- [Provided information]:
----
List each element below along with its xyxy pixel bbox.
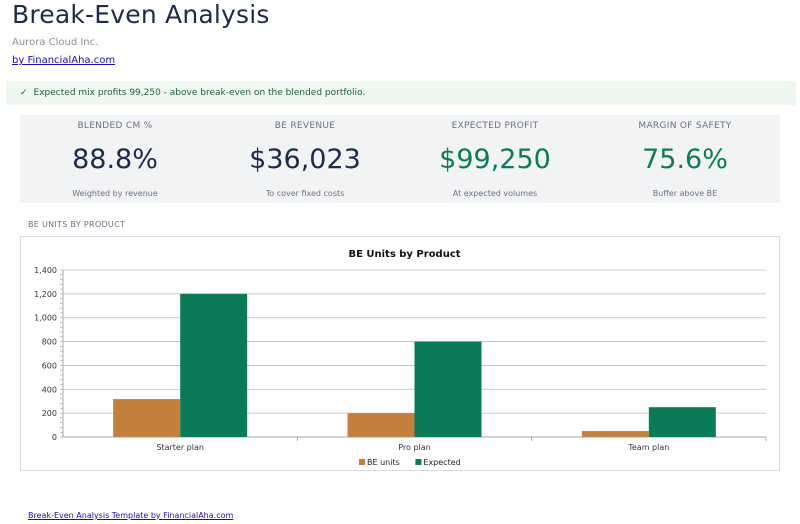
kpi-value: 75.6% <box>642 144 728 175</box>
status-banner: ✓ Expected mix profits 99,250 - above bre… <box>6 81 796 105</box>
be-units-chart: BE Units by Product 0 200 400 600 800 1,000 1,2… <box>34 249 767 467</box>
y-tick-label: 1,200 <box>34 290 57 299</box>
kpi-blended-cm: BLENDED CM % 88.8% Weighted by revenue <box>20 115 210 203</box>
kpi-subtext: To cover fixed costs <box>265 189 345 198</box>
legend-swatch <box>415 459 422 465</box>
legend-label: BE units <box>367 458 400 467</box>
bar-expected <box>180 293 248 437</box>
kpi-label: BLENDED CM % <box>77 121 153 131</box>
kpi-subtext: Buffer above BE <box>652 189 718 198</box>
x-tick-label: Pro plan <box>398 443 431 452</box>
kpi-label: MARGIN OF SAFETY <box>638 121 732 131</box>
kpi-margin-of-safety: MARGIN OF SAFETY 75.6% Buffer above BE <box>590 115 780 203</box>
kpi-value: $36,023 <box>249 144 361 175</box>
y-tick-label: 1,000 <box>34 314 57 323</box>
section-label: BE UNITS BY PRODUCT <box>28 220 126 229</box>
y-tick-label: 0 <box>52 433 57 442</box>
kpi-value: $99,250 <box>439 144 551 175</box>
legend-swatch <box>359 459 365 465</box>
x-tick-label: Team plan <box>627 443 669 452</box>
kpi-value: 88.8% <box>72 144 158 175</box>
banner-message: Expected mix profits 99,250 - above brea… <box>33 88 366 98</box>
kpi-expected-profit: EXPECTED PROFIT $99,250 At expected volu… <box>400 115 590 203</box>
bar-be-units <box>347 413 415 437</box>
kpi-subtext: Weighted by revenue <box>72 189 158 198</box>
page-title: Break-Even Analysis <box>12 0 270 29</box>
chart-title: BE Units by Product <box>348 249 460 260</box>
kpi-label: BE REVENUE <box>274 121 336 131</box>
footer-link[interactable]: Break-Even Analysis Template by Financia… <box>28 511 234 520</box>
check-icon: ✓ <box>20 88 28 98</box>
company-name: Aurora Cloud Inc. <box>12 37 99 48</box>
y-tick-label: 400 <box>42 385 57 394</box>
bar-be-units <box>581 431 649 437</box>
byline-link[interactable]: by FinancialAha.com <box>12 55 116 66</box>
kpi-be-revenue: BE REVENUE $36,023 To cover fixed costs <box>210 115 400 203</box>
bar-expected <box>414 341 482 437</box>
y-tick-label: 600 <box>42 361 57 370</box>
bar-expected <box>648 407 716 437</box>
kpi-subtext: At expected volumes <box>452 189 538 198</box>
y-tick-label: 800 <box>42 338 57 347</box>
y-tick-label: 200 <box>42 409 57 418</box>
y-tick-label: 1,400 <box>34 266 57 275</box>
bar-be-units <box>113 399 181 437</box>
legend-label: Expected <box>423 458 460 467</box>
chart-container: BE Units by Product 0 200 400 600 800 1,000 1,2… <box>20 236 780 471</box>
kpi-label: EXPECTED PROFIT <box>451 121 539 131</box>
x-tick-label: Starter plan <box>156 443 204 452</box>
kpi-panel: BLENDED CM % 88.8% Weighted by revenue B… <box>20 115 780 203</box>
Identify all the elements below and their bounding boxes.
----
Retype the lines of the records exactly, beginning with the line that contains "kpi-value: 75.6% <box>642 144 728 175</box>" and continuing through the line that contains "kpi-subtext: To cover".

kpi-value: 75.6% <box>642 144 728 175</box>
status-banner: ✓ Expected mix profits 99,250 - above bre… <box>6 81 796 105</box>
be-units-chart: BE Units by Product 0 200 400 600 800 1,000 1,2… <box>34 249 767 467</box>
y-tick-label: 1,200 <box>34 290 57 299</box>
kpi-blended-cm: BLENDED CM % 88.8% Weighted by revenue <box>20 115 210 203</box>
kpi-subtext: To cover fixed costs <box>265 189 345 198</box>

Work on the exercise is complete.